Your task – Copy out all the lines where "transitati" shows up.

Data entries –
╔══
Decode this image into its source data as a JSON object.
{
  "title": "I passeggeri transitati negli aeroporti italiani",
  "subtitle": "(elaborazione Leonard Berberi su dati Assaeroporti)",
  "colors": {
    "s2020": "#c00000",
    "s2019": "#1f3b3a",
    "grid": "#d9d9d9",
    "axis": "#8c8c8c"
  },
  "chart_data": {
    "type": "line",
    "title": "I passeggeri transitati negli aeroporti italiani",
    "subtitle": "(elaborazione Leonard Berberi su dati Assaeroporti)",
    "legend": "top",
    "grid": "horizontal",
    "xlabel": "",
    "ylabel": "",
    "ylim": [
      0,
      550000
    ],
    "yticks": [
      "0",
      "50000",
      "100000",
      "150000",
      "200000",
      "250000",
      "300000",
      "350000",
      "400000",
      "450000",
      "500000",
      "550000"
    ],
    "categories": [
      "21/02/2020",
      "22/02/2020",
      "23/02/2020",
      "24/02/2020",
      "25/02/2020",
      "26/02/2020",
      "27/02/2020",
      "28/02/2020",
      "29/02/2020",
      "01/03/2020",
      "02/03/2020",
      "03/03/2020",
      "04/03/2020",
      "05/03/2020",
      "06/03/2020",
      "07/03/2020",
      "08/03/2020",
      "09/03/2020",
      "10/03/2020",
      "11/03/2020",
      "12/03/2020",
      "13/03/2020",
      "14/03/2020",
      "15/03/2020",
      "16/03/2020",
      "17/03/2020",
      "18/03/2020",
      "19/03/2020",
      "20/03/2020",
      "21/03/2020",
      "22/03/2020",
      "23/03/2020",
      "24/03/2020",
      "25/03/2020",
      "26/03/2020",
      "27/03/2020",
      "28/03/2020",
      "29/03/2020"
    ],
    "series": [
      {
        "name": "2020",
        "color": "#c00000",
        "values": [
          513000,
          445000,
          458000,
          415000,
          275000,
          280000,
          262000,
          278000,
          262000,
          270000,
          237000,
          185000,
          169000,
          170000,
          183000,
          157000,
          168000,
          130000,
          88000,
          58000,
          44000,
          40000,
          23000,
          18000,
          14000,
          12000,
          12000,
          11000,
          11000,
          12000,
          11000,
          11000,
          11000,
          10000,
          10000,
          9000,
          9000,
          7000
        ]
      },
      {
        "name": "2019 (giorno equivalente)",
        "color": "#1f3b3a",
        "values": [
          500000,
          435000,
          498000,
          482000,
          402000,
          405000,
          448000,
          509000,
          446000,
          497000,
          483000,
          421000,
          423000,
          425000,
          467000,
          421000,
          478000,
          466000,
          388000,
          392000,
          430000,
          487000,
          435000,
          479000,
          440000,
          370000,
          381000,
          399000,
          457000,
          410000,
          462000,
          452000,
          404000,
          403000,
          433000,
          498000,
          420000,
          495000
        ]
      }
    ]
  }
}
╚══
Result of the exercise –
  "title": "I passeggeri transitati negli aeroporti italiani",
    "title": "I passeggeri transitati negli aeroporti italiani",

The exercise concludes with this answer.